### What to work on
Copy each line with the word "threat" in it.

Dataset entries:
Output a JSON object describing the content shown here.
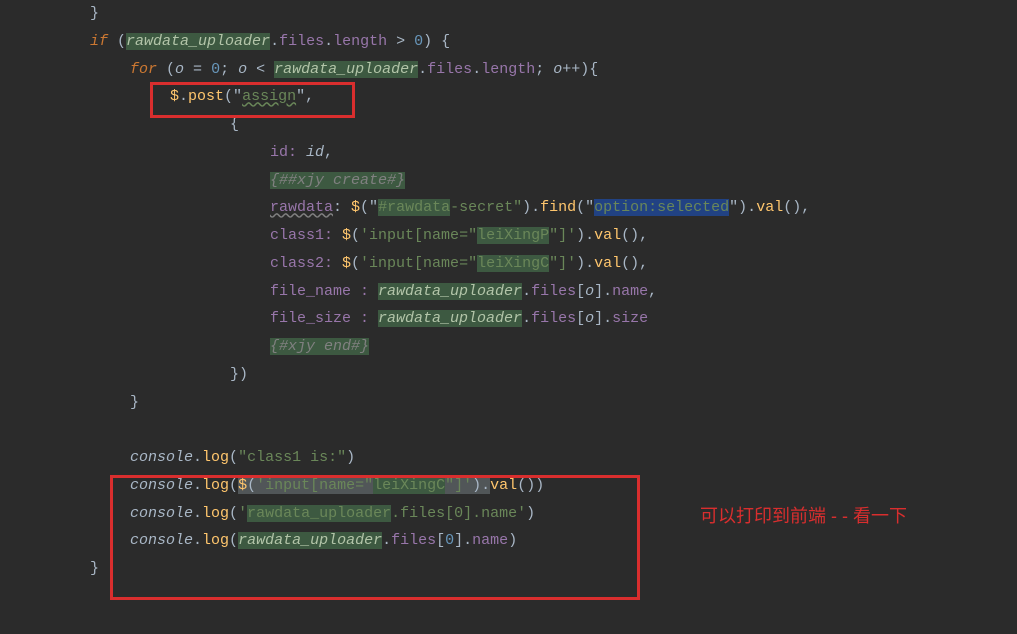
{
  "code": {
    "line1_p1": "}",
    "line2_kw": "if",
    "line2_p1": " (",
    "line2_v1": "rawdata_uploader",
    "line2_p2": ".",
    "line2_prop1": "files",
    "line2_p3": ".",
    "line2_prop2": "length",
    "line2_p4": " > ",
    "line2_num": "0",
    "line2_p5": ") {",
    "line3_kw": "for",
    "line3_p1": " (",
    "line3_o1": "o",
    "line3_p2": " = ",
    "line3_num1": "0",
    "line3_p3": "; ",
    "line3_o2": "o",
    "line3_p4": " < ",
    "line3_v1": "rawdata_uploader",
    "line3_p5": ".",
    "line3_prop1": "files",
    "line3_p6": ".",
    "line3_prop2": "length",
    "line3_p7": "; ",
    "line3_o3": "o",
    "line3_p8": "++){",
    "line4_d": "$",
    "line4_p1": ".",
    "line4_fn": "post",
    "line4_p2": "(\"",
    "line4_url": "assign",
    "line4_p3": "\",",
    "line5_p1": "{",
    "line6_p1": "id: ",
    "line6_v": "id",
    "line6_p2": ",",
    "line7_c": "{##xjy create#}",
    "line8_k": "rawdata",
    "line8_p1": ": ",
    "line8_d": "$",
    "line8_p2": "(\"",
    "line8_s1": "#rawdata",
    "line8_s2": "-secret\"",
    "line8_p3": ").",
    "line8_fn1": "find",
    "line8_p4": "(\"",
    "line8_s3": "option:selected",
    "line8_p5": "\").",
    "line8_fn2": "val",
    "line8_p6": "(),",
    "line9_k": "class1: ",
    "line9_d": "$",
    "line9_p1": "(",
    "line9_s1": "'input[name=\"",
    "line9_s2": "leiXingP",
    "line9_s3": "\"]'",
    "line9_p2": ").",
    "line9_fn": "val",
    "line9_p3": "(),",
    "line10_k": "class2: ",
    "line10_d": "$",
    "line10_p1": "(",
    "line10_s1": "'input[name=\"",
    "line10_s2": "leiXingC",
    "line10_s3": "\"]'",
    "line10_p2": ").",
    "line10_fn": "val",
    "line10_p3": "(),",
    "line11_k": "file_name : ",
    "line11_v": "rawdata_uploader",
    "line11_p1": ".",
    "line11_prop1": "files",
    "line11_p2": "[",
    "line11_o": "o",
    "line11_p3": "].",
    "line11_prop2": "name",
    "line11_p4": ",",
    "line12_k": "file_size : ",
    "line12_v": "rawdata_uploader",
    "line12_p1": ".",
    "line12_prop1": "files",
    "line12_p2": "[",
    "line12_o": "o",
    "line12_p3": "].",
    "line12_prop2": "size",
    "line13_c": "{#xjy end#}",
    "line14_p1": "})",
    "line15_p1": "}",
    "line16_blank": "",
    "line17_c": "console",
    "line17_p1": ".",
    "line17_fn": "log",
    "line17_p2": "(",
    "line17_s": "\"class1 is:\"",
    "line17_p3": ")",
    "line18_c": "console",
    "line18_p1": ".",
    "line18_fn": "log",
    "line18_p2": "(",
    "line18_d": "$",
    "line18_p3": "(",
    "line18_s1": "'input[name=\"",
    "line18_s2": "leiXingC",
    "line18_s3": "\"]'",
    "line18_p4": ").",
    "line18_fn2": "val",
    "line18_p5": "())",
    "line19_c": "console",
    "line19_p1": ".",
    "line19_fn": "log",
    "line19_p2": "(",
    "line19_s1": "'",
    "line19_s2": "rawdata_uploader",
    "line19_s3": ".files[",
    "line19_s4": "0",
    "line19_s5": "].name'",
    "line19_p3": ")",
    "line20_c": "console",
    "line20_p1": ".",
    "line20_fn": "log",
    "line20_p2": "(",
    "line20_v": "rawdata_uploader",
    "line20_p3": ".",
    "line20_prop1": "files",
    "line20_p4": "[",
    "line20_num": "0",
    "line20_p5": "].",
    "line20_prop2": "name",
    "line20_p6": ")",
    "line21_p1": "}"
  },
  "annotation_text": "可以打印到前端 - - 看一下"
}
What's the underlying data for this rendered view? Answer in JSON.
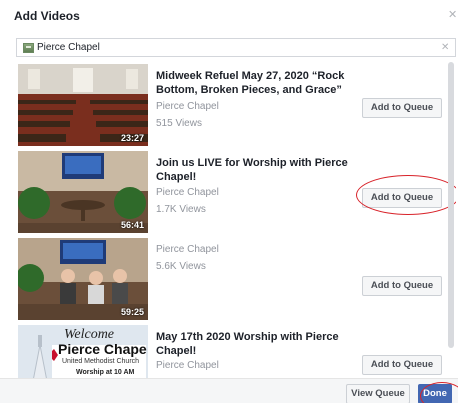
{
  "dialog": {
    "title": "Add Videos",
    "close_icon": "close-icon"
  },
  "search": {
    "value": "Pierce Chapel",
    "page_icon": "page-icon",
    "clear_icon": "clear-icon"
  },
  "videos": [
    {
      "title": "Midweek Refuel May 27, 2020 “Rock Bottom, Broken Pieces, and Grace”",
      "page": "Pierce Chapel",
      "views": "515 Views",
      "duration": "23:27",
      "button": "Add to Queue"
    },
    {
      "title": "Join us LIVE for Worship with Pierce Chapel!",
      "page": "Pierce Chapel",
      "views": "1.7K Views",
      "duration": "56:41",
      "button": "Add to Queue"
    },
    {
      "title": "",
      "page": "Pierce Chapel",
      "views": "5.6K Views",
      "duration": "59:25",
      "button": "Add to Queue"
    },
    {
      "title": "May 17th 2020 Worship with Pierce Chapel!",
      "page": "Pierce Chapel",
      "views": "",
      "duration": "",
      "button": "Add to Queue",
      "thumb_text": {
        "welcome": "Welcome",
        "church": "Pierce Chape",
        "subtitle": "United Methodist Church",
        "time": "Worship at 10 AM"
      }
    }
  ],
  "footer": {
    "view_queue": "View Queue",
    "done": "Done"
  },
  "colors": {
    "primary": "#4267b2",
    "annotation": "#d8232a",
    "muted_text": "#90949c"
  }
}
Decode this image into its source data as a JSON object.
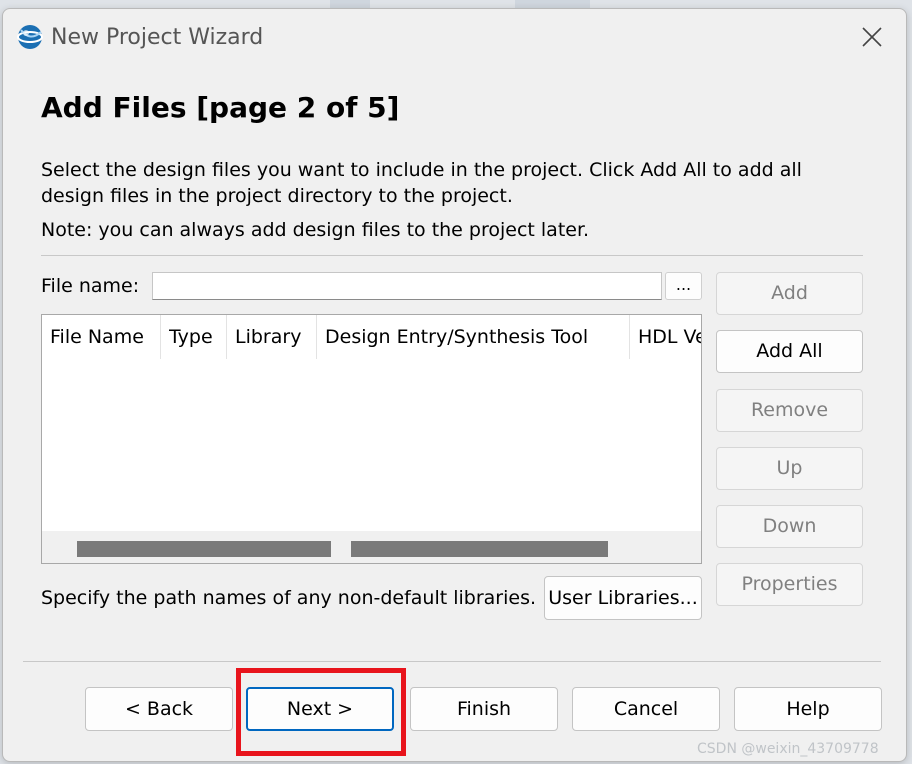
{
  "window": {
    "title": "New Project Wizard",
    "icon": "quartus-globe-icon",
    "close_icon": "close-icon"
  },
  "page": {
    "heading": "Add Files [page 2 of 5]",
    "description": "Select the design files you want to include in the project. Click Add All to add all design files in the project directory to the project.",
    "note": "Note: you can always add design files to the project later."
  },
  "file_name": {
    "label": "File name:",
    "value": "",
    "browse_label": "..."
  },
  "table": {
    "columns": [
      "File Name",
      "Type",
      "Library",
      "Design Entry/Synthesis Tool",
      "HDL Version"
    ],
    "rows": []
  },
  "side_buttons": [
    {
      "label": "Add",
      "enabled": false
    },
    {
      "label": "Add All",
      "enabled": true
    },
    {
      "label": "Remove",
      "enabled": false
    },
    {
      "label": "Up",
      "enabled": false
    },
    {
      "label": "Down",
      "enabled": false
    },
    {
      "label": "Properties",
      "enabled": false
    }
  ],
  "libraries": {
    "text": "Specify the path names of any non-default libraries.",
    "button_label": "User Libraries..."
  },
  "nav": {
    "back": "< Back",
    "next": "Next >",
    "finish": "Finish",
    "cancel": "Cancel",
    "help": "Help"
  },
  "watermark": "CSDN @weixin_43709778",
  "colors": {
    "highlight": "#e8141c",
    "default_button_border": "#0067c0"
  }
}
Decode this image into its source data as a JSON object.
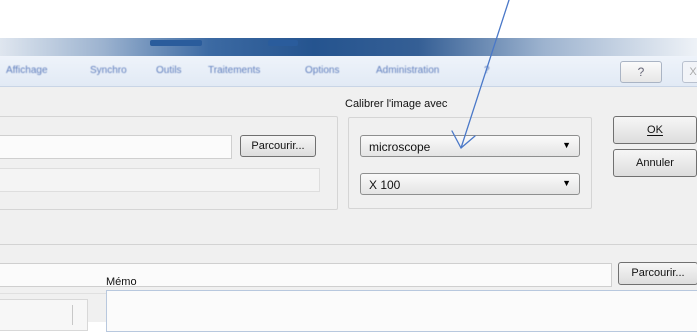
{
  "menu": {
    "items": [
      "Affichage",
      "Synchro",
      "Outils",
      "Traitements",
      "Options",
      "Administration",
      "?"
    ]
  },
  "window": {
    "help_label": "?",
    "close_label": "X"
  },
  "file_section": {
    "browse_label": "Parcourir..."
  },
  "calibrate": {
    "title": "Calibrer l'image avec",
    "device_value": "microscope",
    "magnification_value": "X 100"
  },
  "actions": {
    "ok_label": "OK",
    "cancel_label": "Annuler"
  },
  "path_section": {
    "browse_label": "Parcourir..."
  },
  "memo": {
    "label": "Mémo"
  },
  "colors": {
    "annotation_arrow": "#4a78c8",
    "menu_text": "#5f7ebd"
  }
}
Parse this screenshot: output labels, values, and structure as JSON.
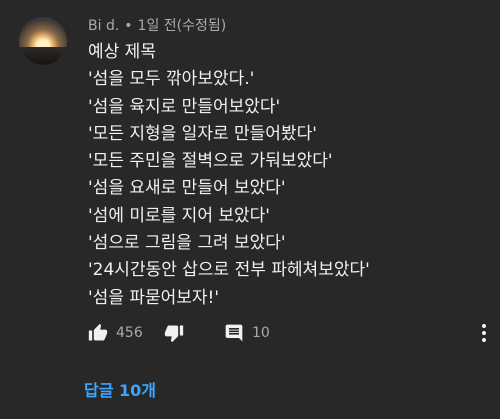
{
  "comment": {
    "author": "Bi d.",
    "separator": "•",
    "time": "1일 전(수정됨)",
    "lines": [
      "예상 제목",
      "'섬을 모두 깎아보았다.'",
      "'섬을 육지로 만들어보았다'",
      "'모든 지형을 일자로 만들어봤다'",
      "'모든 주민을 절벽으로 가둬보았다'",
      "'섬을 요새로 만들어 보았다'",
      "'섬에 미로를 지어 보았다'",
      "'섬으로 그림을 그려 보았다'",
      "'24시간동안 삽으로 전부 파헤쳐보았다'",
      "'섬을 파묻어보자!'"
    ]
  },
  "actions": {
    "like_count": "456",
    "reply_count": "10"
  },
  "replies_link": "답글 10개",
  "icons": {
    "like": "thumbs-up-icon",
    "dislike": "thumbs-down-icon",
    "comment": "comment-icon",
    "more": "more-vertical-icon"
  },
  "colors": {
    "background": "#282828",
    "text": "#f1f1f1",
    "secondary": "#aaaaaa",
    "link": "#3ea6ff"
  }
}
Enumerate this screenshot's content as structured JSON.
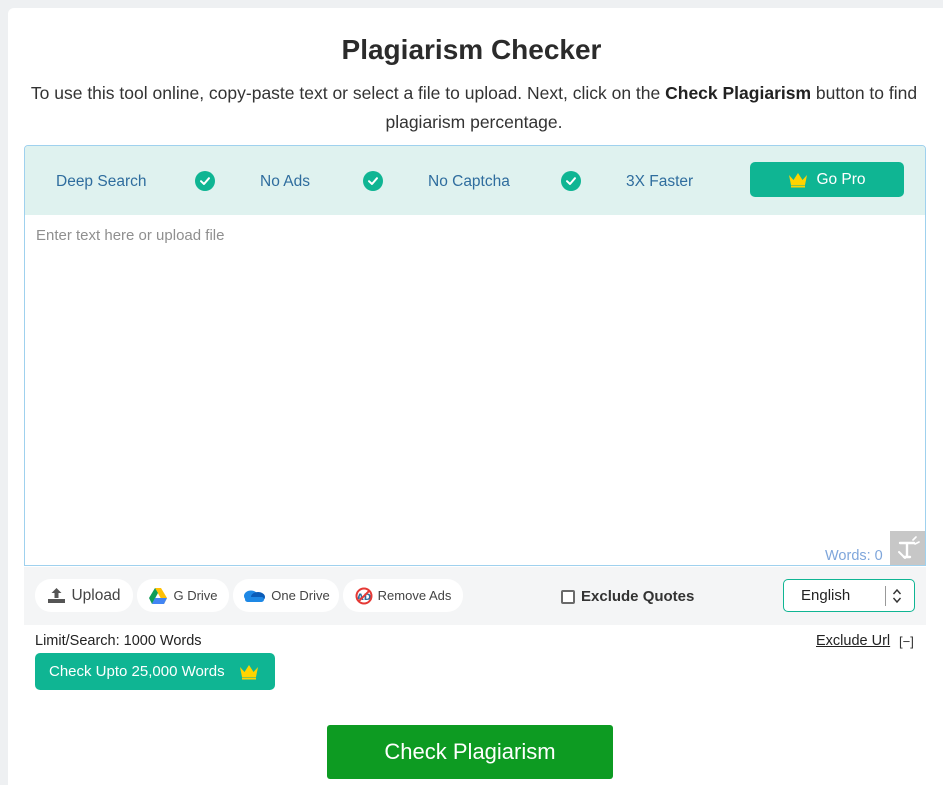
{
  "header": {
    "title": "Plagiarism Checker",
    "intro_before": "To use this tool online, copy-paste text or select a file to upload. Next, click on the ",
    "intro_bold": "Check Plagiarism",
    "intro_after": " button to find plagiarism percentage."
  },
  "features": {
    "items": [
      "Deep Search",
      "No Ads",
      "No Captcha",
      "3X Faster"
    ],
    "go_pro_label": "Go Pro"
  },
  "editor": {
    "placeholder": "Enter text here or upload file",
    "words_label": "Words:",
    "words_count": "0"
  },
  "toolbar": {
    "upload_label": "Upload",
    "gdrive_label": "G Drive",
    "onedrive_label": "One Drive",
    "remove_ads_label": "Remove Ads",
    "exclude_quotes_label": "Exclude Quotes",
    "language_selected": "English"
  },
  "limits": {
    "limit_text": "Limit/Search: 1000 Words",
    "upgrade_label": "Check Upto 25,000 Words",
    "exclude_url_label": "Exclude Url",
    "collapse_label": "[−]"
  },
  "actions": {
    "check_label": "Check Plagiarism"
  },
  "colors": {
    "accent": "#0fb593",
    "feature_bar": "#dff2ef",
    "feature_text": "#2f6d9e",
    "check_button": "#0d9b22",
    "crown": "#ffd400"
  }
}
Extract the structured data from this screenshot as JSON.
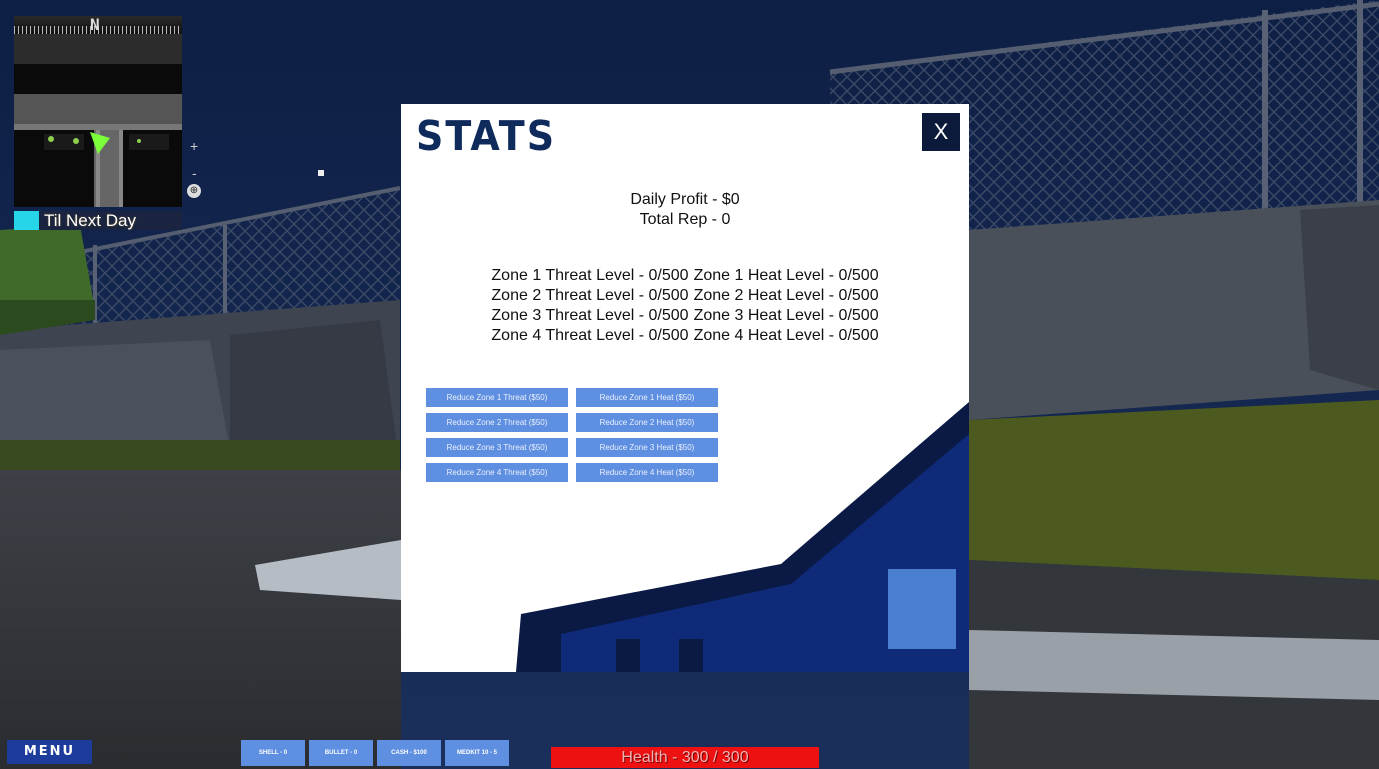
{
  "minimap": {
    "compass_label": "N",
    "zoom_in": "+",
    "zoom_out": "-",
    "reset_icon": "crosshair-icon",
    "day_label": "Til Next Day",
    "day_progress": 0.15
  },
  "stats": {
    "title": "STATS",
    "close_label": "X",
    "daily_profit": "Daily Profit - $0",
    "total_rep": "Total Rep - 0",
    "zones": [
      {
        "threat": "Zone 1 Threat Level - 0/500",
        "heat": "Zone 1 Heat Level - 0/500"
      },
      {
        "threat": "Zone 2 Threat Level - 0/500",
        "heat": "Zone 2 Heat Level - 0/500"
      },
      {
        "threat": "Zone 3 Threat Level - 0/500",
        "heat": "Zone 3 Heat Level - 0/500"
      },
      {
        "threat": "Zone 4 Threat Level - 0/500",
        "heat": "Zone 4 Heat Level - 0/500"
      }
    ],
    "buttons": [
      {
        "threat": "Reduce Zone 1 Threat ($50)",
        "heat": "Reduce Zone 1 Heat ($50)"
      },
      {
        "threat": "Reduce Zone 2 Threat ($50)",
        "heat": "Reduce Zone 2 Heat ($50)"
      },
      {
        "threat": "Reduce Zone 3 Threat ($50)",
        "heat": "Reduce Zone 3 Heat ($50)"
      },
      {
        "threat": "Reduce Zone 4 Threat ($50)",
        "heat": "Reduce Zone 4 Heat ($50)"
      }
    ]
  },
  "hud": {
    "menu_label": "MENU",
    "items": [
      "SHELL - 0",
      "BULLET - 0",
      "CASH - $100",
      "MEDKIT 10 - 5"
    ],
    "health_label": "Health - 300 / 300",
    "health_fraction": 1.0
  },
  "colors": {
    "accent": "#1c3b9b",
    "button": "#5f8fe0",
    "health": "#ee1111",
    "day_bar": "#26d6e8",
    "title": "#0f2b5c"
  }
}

### Exercise response
        "threat": "Zone 1 Threat Level - 0/500",
        "threat": "Zone 2 Threat Level - 0/500",
        "threat": "Zone 3 Threat Level - 0/500",
        "threat": "Zone 4 Threat Level - 0/500",
        "threat": "Reduce Zone 1 Threat ($50)",
        "threat": "Reduce Zone 2 Threat ($50)",
        "threat": "Reduce Zone 3 Threat ($50)",
        "threat": "Reduce Zone 4 Threat ($50)",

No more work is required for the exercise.